(Dataset entries)
========

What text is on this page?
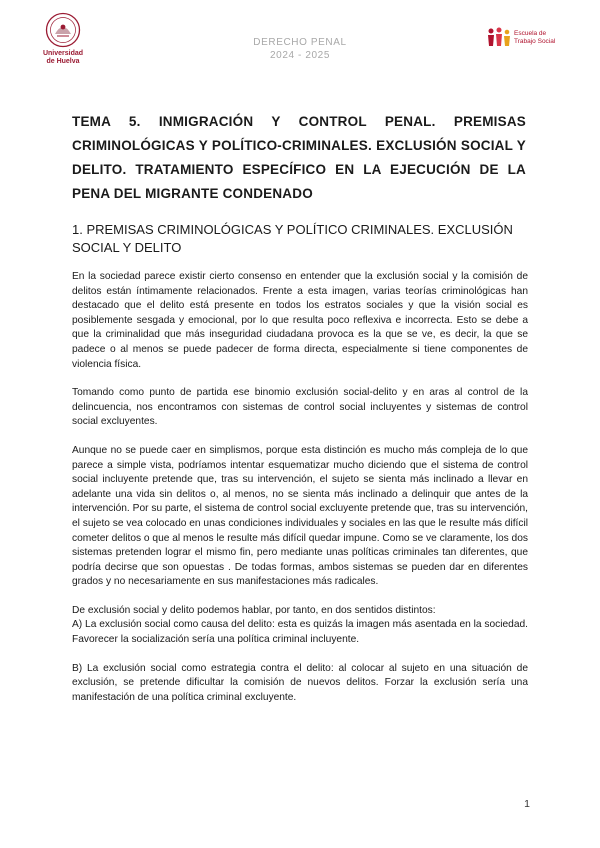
Universidad de Huelva
DERECHO PENAL
2024 - 2025
Escuela de
Trabajo Social
TEMA 5. INMIGRACIÓN Y CONTROL PENAL. PREMISAS CRIMINOLÓGICAS Y POLÍTICO-CRIMINALES. EXCLUSIÓN SOCIAL Y DELITO. TRATAMIENTO ESPECÍFICO EN LA EJECUCIÓN DE LA PENA DEL MIGRANTE CONDENADO
1. PREMISAS CRIMINOLÓGICAS Y POLÍTICO CRIMINALES. EXCLUSIÓN SOCIAL Y DELITO

En la sociedad parece existir cierto consenso en entender que la exclusión social y la comisión de delitos están íntimamente relacionados. Frente a esta imagen, varias teorías criminológicas han destacado que el delito está presente en todos los estratos sociales y que la visión social es posiblemente sesgada y emocional, por lo que resulta poco reflexiva e incorrecta. Esto se debe a que la criminalidad que más inseguridad ciudadana provoca es la que se ve, es decir, la que se padece o al menos se puede padecer de forma directa, especialmente si tiene componentes de violencia física.

Tomando como punto de partida ese binomio exclusión social-delito y en aras al control de la delincuencia, nos encontramos con sistemas de control social incluyentes y sistemas de control social excluyentes.

Aunque no se puede caer en simplismos, porque esta distinción es mucho más compleja de lo que parece a simple vista, podríamos intentar esquematizar mucho diciendo que el sistema de control social incluyente pretende que, tras su intervención, el sujeto se sienta más inclinado a llevar en adelante una vida sin delitos o, al menos, no se sienta más inclinado a delinquir que antes de la intervención. Por su parte, el sistema de control social excluyente pretende que, tras su intervención, el sujeto se vea colocado en unas condiciones individuales y sociales en las que le resulte más difícil cometer delitos o que al menos le resulte más difícil quedar impune. Como se ve claramente, los dos sistemas pretenden lograr el mismo fin, pero mediante unas políticas criminales tan diferentes, que podría decirse que son opuestas . De todas formas, ambos sistemas se pueden dar en diferentes grados y no necesariamente en sus manifestaciones más radicales.

De exclusión social y delito podemos hablar, por tanto, en dos sentidos distintos:

A) La exclusión social como causa del delito: esta es quizás la imagen más asentada en la sociedad. Favorecer la socialización sería una política criminal incluyente.

B) La exclusión social como estrategia contra el delito: al colocar al sujeto en una situación de exclusión, se pretende dificultar la comisión de nuevos delitos. Forzar la exclusión sería una manifestación de una política criminal excluyente.

1
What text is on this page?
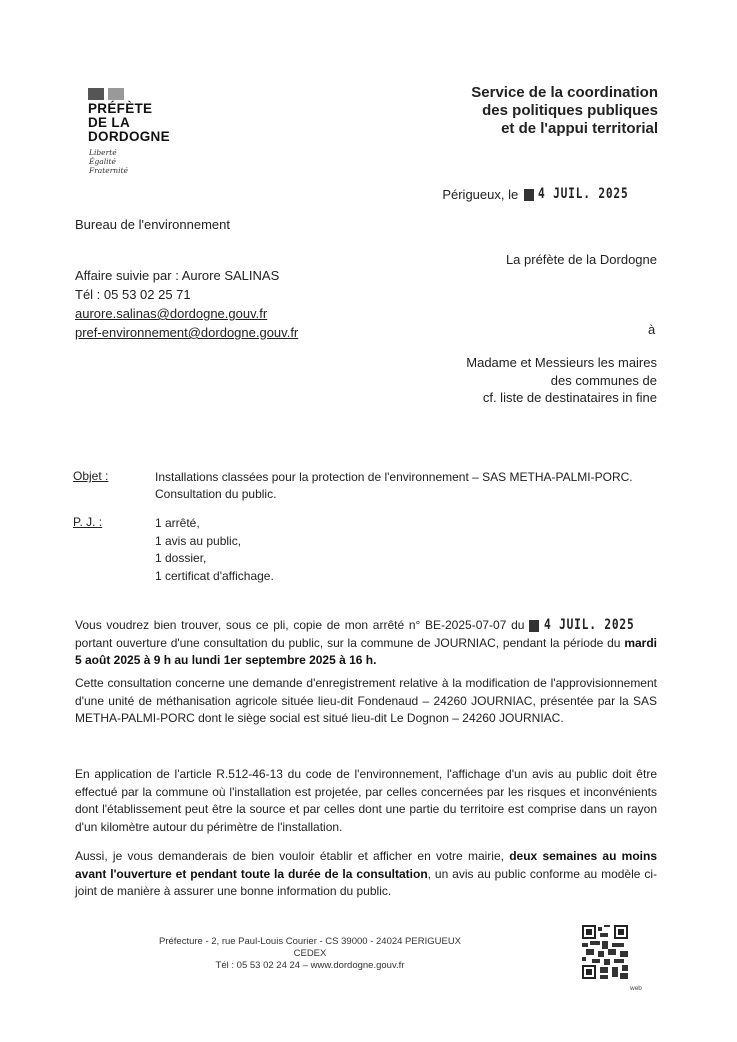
PRÉFÈTE
DE LA
DORDOGNE
Liberté
Égalité
Fraternité
Service de la coordination
des politiques publiques
et de l'appui territorial
Périgueux, le	4 JUIL. 2025
Bureau de l'environnement
La préfète de la Dordogne
Affaire suivie par : Aurore SALINAS
Tél : 05 53 02 25 71
aurore.salinas@dordogne.gouv.fr
pref-environnement@dordogne.gouv.fr	à
Madame et Messieurs les maires
des communes de
cf. liste de destinataires in fine
Objet :	Installations classées pour la protection de l'environnement – SAS METHA-PALMI-PORC.
Consultation du public.
P. J. :	1 arrêté,
1 avis au public,
1 dossier,
1 certificat d'affichage.
Vous voudrez bien trouver, sous ce pli, copie de mon arrêté n° BE-2025-07-07 du 4 JUIL. 2025 portant ouverture d'une consultation du public, sur la commune de JOURNIAC, pendant la période du mardi 5 août 2025 à 9 h au lundi 1er septembre 2025 à 16 h.
Cette consultation concerne une demande d'enregistrement relative à la modification de l'approvisionnement d'une unité de méthanisation agricole située lieu-dit Fondenaud – 24260 JOURNIAC, présentée par la SAS METHA-PALMI-PORC dont le siège social est situé lieu-dit Le Dognon – 24260 JOURNIAC.
En application de l'article R.512-46-13 du code de l'environnement, l'affichage d'un avis au public doit être effectué par la commune où l'installation est projetée, par celles concernées par les risques et inconvénients dont l'établissement peut être la source et par celles dont une partie du territoire est comprise dans un rayon d'un kilomètre autour du périmètre de l'installation.
Aussi, je vous demanderais de bien vouloir établir et afficher en votre mairie, deux semaines au moins avant l'ouverture et pendant toute la durée de la consultation, un avis au public conforme au modèle ci-joint de manière à assurer une bonne information du public.
Préfecture - 2, rue Paul-Louis Courier - CS 39000 - 24024 PERIGUEUX CEDEX
Tél : 05 53 02 24 24 – www.dordogne.gouv.fr
web
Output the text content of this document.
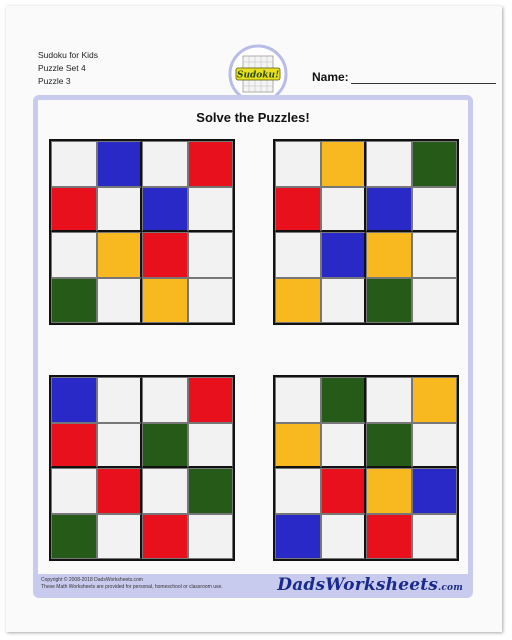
Sudoku for Kids
Puzzle Set 4
Puzzle 3
Sudoku!	Name:
Solve the Puzzles!
Copyright © 2008-2018 DadsWorksheets.com
These Math Worksheets are provided for personal, homeschool or classroom use.	DadsWorksheets.com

========

- [Given task] Transcribe the entries above verbatim, omitting their pictures.

- [Reply]
What text is on this page?
Universidad de Huelva
DERECHO PENAL
2024 - 2025
Escuela de
Trabajo Social
TEMA 5. INMIGRACIÓN Y CONTROL PENAL. PREMISAS CRIMINOLÓGICAS Y POLÍTICO-CRIMINALES. EXCLUSIÓN SOCIAL Y DELITO. TRATAMIENTO ESPECÍFICO EN LA EJECUCIÓN DE LA PENA DEL MIGRANTE CONDENADO
1. PREMISAS CRIMINOLÓGICAS Y POLÍTICO CRIMINALES. EXCLUSIÓN SOCIAL Y DELITO

En la sociedad parece existir cierto consenso en entender que la exclusión social y la comisión de delitos están íntimamente relacionados. Frente a esta imagen, varias teorías criminológicas han destacado que el delito está presente en todos los estratos sociales y que la visión social es posiblemente sesgada y emocional, por lo que resulta poco reflexiva e incorrecta. Esto se debe a que la criminalidad que más inseguridad ciudadana provoca es la que se ve, es decir, la que se padece o al menos se puede padecer de forma directa, especialmente si tiene componentes de violencia física.

Tomando como punto de partida ese binomio exclusión social-delito y en aras al control de la delincuencia, nos encontramos con sistemas de control social incluyentes y sistemas de control social excluyentes.

Aunque no se puede caer en simplismos, porque esta distinción es mucho más compleja de lo que parece a simple vista, podríamos intentar esquematizar mucho diciendo que el sistema de control social incluyente pretende que, tras su intervención, el sujeto se sienta más inclinado a llevar en adelante una vida sin delitos o, al menos, no se sienta más inclinado a delinquir que antes de la intervención. Por su parte, el sistema de control social excluyente pretende que, tras su intervención, el sujeto se vea colocado en unas condiciones individuales y sociales en las que le resulte más difícil cometer delitos o que al menos le resulte más difícil quedar impune. Como se ve claramente, los dos sistemas pretenden lograr el mismo fin, pero mediante unas políticas criminales tan diferentes, que podría decirse que son opuestas . De todas formas, ambos sistemas se pueden dar en diferentes grados y no necesariamente en sus manifestaciones más radicales.

De exclusión social y delito podemos hablar, por tanto, en dos sentidos distintos:

A) La exclusión social como causa del delito: esta es quizás la imagen más asentada en la sociedad. Favorecer la socialización sería una política criminal incluyente.

B) La exclusión social como estrategia contra el delito: al colocar al sujeto en una situación de exclusión, se pretende dificultar la comisión de nuevos delitos. Forzar la exclusión sería una manifestación de una política criminal excluyente.

1
What text is on this page?
PRÉFÈTE
DE LA
DORDOGNE
Liberté
Égalité
Fraternité
Service de la coordination
des politiques publiques
et de l'appui territorial
Périgueux, le	4 JUIL. 2025
Bureau de l'environnement
La préfète de la Dordogne
Affaire suivie par : Aurore SALINAS
Tél : 05 53 02 25 71
aurore.salinas@dordogne.gouv.fr
pref-environnement@dordogne.gouv.fr	à
Madame et Messieurs les maires
des communes de
cf. liste de destinataires in fine
Objet :	Installations classées pour la protection de l'environnement – SAS METHA-PALMI-PORC.
Consultation du public.
P. J. :	1 arrêté,
1 avis au public,
1 dossier,
1 certificat d'affichage.
Vous voudrez bien trouver, sous ce pli, copie de mon arrêté n° BE-2025-07-07 du 4 JUIL. 2025 portant ouverture d'une consultation du public, sur la commune de JOURNIAC, pendant la période du mardi 5 août 2025 à 9 h au lundi 1er septembre 2025 à 16 h.
Cette consultation concerne une demande d'enregistrement relative à la modification de l'approvisionnement d'une unité de méthanisation agricole située lieu-dit Fondenaud – 24260 JOURNIAC, présentée par la SAS METHA-PALMI-PORC dont le siège social est situé lieu-dit Le Dognon – 24260 JOURNIAC.
En application de l'article R.512-46-13 du code de l'environnement, l'affichage d'un avis au public doit être effectué par la commune où l'installation est projetée, par celles concernées par les risques et inconvénients dont l'établissement peut être la source et par celles dont une partie du territoire est comprise dans un rayon d'un kilomètre autour du périmètre de l'installation.
Aussi, je vous demanderais de bien vouloir établir et afficher en votre mairie, deux semaines au moins avant l'ouverture et pendant toute la durée de la consultation, un avis au public conforme au modèle ci-joint de manière à assurer une bonne information du public.
Préfecture - 2, rue Paul-Louis Courier - CS 39000 - 24024 PERIGUEUX CEDEX
Tél : 05 53 02 24 24 – www.dordogne.gouv.fr
web
Output the text content of this document.
Sudoku for Kids
Puzzle Set 4
Puzzle 3
Sudoku!	Name:
Solve the Puzzles!
Copyright © 2008-2018 DadsWorksheets.com
These Math Worksheets are provided for personal, homeschool or classroom use.	DadsWorksheets.com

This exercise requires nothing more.